_Set exercise_
Find each line with "ensure" and copy it.

_Data supplied_
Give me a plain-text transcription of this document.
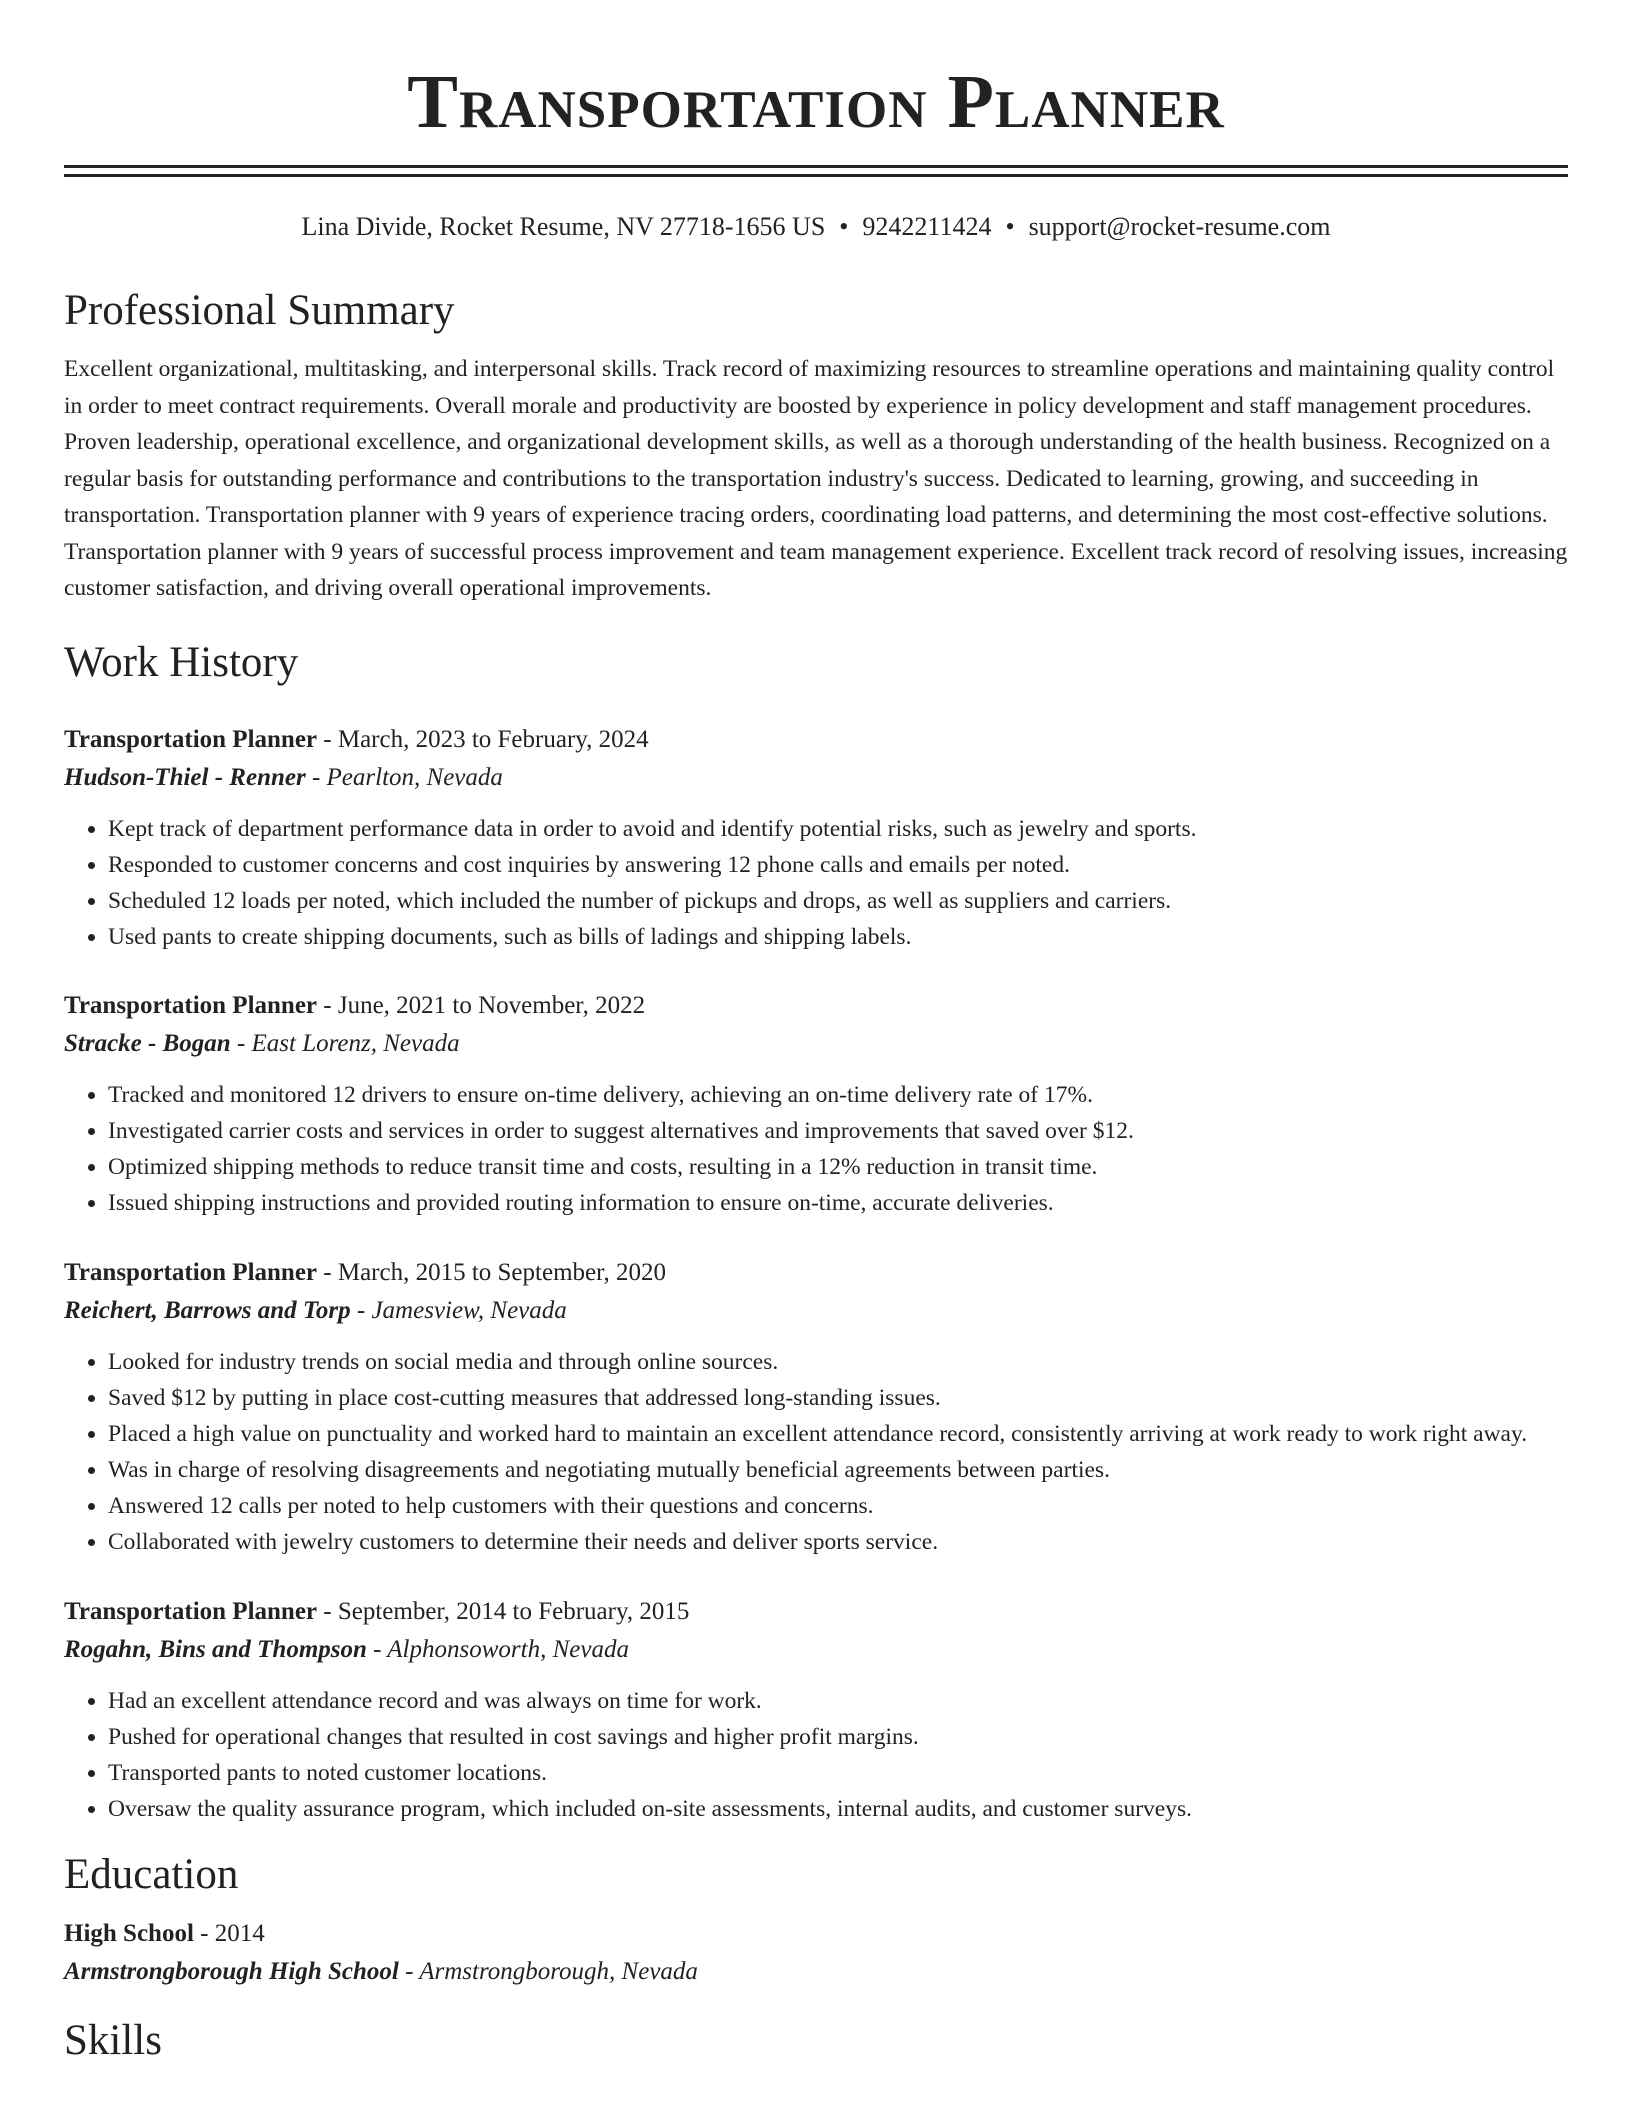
Transportation Planner
Lina Divide, Rocket Resume, NV 27718-1656 US • 9242211424 • support@rocket-resume.com
Professional Summary

Excellent organizational, multitasking, and interpersonal skills. Track record of maximizing resources to streamline operations and maintaining quality control in order to meet contract requirements. Overall morale and productivity are boosted by experience in policy development and staff management procedures. Proven leadership, operational excellence, and organizational development skills, as well as a thorough understanding of the health business. Recognized on a regular basis for outstanding performance and contributions to the transportation industry's success. Dedicated to learning, growing, and succeeding in transportation. Transportation planner with 9 years of experience tracing orders, coordinating load patterns, and determining the most cost-effective solutions. Transportation planner with 9 years of successful process improvement and team management experience. Excellent track record of resolving issues, increasing customer satisfaction, and driving overall operational improvements.

Work History
Transportation Planner - March, 2023 to February, 2024
Hudson-Thiel - Renner - Pearlton, Nevada
• Kept track of department performance data in order to avoid and identify potential risks, such as jewelry and sports.
• Responded to customer concerns and cost inquiries by answering 12 phone calls and emails per noted.
• Scheduled 12 loads per noted, which included the number of pickups and drops, as well as suppliers and carriers.
• Used pants to create shipping documents, such as bills of ladings and shipping labels.
Transportation Planner - June, 2021 to November, 2022
Stracke - Bogan - East Lorenz, Nevada
• Tracked and monitored 12 drivers to ensure on-time delivery, achieving an on-time delivery rate of 17%.
• Investigated carrier costs and services in order to suggest alternatives and improvements that saved over $12.
• Optimized shipping methods to reduce transit time and costs, resulting in a 12% reduction in transit time.
• Issued shipping instructions and provided routing information to ensure on-time, accurate deliveries.
Transportation Planner - March, 2015 to September, 2020
Reichert, Barrows and Torp - Jamesview, Nevada
• Looked for industry trends on social media and through online sources.
• Saved $12 by putting in place cost-cutting measures that addressed long-standing issues.
• Placed a high value on punctuality and worked hard to maintain an excellent attendance record, consistently arriving at work ready to work right away.
• Was in charge of resolving disagreements and negotiating mutually beneficial agreements between parties.
• Answered 12 calls per noted to help customers with their questions and concerns.
• Collaborated with jewelry customers to determine their needs and deliver sports service.
Transportation Planner - September, 2014 to February, 2015
Rogahn, Bins and Thompson - Alphonsoworth, Nevada
• Had an excellent attendance record and was always on time for work.
• Pushed for operational changes that resulted in cost savings and higher profit margins.
• Transported pants to noted customer locations.
• Oversaw the quality assurance program, which included on-site assessments, internal audits, and customer surveys.
Education
High School - 2014
Armstrongborough High School - Armstrongborough, Nevada
Skills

_Output_
• Tracked and monitored 12 drivers to ensure on-time delivery, achieving an on-time delivery rate of 17%.
• Issued shipping instructions and provided routing information to ensure on-time, accurate deliveries.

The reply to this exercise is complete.